→ **TASK STATEMENT**: What follows is a set of records, each of which is to be written out exactly.
- - - -
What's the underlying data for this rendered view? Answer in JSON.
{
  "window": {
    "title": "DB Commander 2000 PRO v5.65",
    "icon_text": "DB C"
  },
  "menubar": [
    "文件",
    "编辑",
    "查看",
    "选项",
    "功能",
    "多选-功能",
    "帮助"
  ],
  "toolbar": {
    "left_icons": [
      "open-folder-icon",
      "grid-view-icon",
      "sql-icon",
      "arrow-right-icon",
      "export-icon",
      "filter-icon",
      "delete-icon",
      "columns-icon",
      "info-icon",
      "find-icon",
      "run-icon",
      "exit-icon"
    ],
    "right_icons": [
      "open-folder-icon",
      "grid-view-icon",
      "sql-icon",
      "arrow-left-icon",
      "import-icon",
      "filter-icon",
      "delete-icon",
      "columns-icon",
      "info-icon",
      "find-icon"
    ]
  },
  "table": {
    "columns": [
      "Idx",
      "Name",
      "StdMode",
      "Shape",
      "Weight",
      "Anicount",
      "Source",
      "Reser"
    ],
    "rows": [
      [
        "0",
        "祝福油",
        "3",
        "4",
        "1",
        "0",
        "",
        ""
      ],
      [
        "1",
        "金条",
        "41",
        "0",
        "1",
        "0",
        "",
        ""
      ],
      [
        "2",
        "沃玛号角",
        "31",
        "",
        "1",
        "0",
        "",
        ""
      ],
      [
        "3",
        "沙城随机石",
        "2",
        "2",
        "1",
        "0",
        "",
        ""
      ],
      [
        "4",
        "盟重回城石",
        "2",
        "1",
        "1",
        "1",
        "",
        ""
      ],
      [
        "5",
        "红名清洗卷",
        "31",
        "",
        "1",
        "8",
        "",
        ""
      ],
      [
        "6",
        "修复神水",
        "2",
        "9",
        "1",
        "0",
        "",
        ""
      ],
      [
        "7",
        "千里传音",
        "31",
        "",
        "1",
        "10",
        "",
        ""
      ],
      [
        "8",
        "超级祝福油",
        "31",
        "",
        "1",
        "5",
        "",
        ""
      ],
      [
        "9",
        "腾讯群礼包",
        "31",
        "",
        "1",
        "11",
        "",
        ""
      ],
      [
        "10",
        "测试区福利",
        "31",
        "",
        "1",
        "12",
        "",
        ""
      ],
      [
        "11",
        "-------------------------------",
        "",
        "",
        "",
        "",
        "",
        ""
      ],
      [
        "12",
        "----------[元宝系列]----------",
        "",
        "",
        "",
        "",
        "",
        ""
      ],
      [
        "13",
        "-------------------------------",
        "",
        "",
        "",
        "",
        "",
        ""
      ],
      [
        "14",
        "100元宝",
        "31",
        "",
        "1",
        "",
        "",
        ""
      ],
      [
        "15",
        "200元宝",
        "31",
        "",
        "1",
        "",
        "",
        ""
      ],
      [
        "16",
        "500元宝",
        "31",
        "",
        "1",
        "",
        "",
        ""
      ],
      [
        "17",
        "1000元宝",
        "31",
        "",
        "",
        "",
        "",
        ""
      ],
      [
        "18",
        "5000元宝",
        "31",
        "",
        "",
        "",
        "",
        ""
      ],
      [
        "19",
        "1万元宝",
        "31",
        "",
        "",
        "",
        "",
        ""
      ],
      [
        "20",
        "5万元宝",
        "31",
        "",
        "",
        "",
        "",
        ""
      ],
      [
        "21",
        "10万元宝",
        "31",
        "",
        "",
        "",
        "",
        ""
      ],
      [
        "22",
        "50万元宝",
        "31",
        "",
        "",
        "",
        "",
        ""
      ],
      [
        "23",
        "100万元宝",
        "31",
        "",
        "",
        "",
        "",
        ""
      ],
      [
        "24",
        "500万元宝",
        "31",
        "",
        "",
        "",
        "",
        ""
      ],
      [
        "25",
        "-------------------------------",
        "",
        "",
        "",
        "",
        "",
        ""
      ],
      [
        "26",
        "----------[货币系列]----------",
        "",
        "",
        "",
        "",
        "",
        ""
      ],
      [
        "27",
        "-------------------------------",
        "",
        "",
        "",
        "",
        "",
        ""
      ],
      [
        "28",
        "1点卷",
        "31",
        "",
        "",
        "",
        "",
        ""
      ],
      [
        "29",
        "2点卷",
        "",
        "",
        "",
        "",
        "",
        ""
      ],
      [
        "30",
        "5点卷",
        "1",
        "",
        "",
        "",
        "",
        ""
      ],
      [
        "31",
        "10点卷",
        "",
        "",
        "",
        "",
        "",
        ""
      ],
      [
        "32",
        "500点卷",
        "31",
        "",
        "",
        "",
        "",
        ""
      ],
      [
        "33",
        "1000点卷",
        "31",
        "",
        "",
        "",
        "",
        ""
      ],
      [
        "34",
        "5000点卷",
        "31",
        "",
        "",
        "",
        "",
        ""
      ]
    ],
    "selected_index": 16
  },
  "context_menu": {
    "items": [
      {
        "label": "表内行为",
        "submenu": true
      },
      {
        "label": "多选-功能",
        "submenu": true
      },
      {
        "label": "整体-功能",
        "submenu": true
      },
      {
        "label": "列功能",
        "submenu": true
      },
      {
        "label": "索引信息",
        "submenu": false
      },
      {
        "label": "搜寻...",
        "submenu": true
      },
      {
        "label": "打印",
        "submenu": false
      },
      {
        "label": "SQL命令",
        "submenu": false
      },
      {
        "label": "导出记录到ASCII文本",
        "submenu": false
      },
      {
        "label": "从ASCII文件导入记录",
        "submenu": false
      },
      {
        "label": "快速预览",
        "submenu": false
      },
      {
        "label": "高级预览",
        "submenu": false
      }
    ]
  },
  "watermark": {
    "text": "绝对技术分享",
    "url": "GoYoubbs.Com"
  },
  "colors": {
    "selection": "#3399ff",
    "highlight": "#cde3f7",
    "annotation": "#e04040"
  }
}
- - - -
→ **EXERCISE RESULT**:
What's the underlying data for this rendered view? Answer in JSON.
{
  "window": {
    "title": "DB Commander 2000 PRO v5.65",
    "icon_text": "DB C"
  },
  "menubar": [
    "文件",
    "编辑",
    "查看",
    "选项",
    "功能",
    "多选-功能",
    "帮助"
  ],
  "toolbar": {
    "left_icons": [
      "open-folder-icon",
      "grid-view-icon",
      "sql-icon",
      "arrow-right-icon",
      "export-icon",
      "filter-icon",
      "delete-icon",
      "columns-icon",
      "info-icon",
      "find-icon",
      "run-icon",
      "exit-icon"
    ],
    "right_icons": [
      "open-folder-icon",
      "grid-view-icon",
      "sql-icon",
      "arrow-left-icon",
      "import-icon",
      "filter-icon",
      "delete-icon",
      "columns-icon",
      "info-icon",
      "find-icon"
    ]
  },
  "table": {
    "columns": [
      "Idx",
      "Name",
      "StdMode",
      "Shape",
      "Weight",
      "Anicount",
      "Source",
      "Reser"
    ],
    "rows": [
      [
        "0",
        "祝福油",
        "3",
        "4",
        "1",
        "0",
        "",
        ""
      ],
      [
        "1",
        "金条",
        "41",
        "0",
        "1",
        "0",
        "",
        ""
      ],
      [
        "2",
        "沃玛号角",
        "31",
        "",
        "1",
        "0",
        "",
        ""
      ],
      [
        "3",
        "沙城随机石",
        "2",
        "2",
        "1",
        "0",
        "",
        ""
      ],
      [
        "4",
        "盟重回城石",
        "2",
        "1",
        "1",
        "1",
        "",
        ""
      ],
      [
        "5",
        "红名清洗卷",
        "31",
        "",
        "1",
        "8",
        "",
        ""
      ],
      [
        "6",
        "修复神水",
        "2",
        "9",
        "1",
        "0",
        "",
        ""
      ],
      [
        "7",
        "千里传音",
        "31",
        "",
        "1",
        "10",
        "",
        ""
      ],
      [
        "8",
        "超级祝福油",
        "31",
        "",
        "1",
        "5",
        "",
        ""
      ],
      [
        "9",
        "腾讯群礼包",
        "31",
        "",
        "1",
        "11",
        "",
        ""
      ],
      [
        "10",
        "测试区福利",
        "31",
        "",
        "1",
        "12",
        "",
        ""
      ],
      [
        "11",
        "-------------------------------",
        "",
        "",
        "",
        "",
        "",
        ""
      ],
      [
        "12",
        "----------[元宝系列]----------",
        "",
        "",
        "",
        "",
        "",
        ""
      ],
      [
        "13",
        "-------------------------------",
        "",
        "",
        "",
        "",
        "",
        ""
      ],
      [
        "14",
        "100元宝",
        "31",
        "",
        "1",
        "",
        "",
        ""
      ],
      [
        "15",
        "200元宝",
        "31",
        "",
        "1",
        "",
        "",
        ""
      ],
      [
        "16",
        "500元宝",
        "31",
        "",
        "1",
        "",
        "",
        ""
      ],
      [
        "17",
        "1000元宝",
        "31",
        "",
        "",
        "",
        "",
        ""
      ],
      [
        "18",
        "5000元宝",
        "31",
        "",
        "",
        "",
        "",
        ""
      ],
      [
        "19",
        "1万元宝",
        "31",
        "",
        "",
        "",
        "",
        ""
      ],
      [
        "20",
        "5万元宝",
        "31",
        "",
        "",
        "",
        "",
        ""
      ],
      [
        "21",
        "10万元宝",
        "31",
        "",
        "",
        "",
        "",
        ""
      ],
      [
        "22",
        "50万元宝",
        "31",
        "",
        "",
        "",
        "",
        ""
      ],
      [
        "23",
        "100万元宝",
        "31",
        "",
        "",
        "",
        "",
        ""
      ],
      [
        "24",
        "500万元宝",
        "31",
        "",
        "",
        "",
        "",
        ""
      ],
      [
        "25",
        "-------------------------------",
        "",
        "",
        "",
        "",
        "",
        ""
      ],
      [
        "26",
        "----------[货币系列]----------",
        "",
        "",
        "",
        "",
        "",
        ""
      ],
      [
        "27",
        "-------------------------------",
        "",
        "",
        "",
        "",
        "",
        ""
      ],
      [
        "28",
        "1点卷",
        "31",
        "",
        "",
        "",
        "",
        ""
      ],
      [
        "29",
        "2点卷",
        "",
        "",
        "",
        "",
        "",
        ""
      ],
      [
        "30",
        "5点卷",
        "1",
        "",
        "",
        "",
        "",
        ""
      ],
      [
        "31",
        "10点卷",
        "",
        "",
        "",
        "",
        "",
        ""
      ],
      [
        "32",
        "500点卷",
        "31",
        "",
        "",
        "",
        "",
        ""
      ],
      [
        "33",
        "1000点卷",
        "31",
        "",
        "",
        "",
        "",
        ""
      ],
      [
        "34",
        "5000点卷",
        "31",
        "",
        "",
        "",
        "",
        ""
      ]
    ],
    "selected_index": 16
  },
  "context_menu": {
    "items": [
      {
        "label": "表内行为",
        "submenu": true
      },
      {
        "label": "多选-功能",
        "submenu": true
      },
      {
        "label": "整体-功能",
        "submenu": true
      },
      {
        "label": "列功能",
        "submenu": true
      },
      {
        "label": "索引信息",
        "submenu": false
      },
      {
        "label": "搜寻...",
        "submenu": true
      },
      {
        "label": "打印",
        "submenu": false
      },
      {
        "label": "SQL命令",
        "submenu": false
      },
      {
        "label": "导出记录到ASCII文本",
        "submenu": false
      },
      {
        "label": "从ASCII文件导入记录",
        "submenu": false
      },
      {
        "label": "快速预览",
        "submenu": false
      },
      {
        "label": "高级预览",
        "submenu": false
      }
    ]
  },
  "watermark": {
    "text": "绝对技术分享",
    "url": "GoYoubbs.Com"
  },
  "colors": {
    "selection": "#3399ff",
    "highlight": "#cde3f7",
    "annotation": "#e04040"
  }
}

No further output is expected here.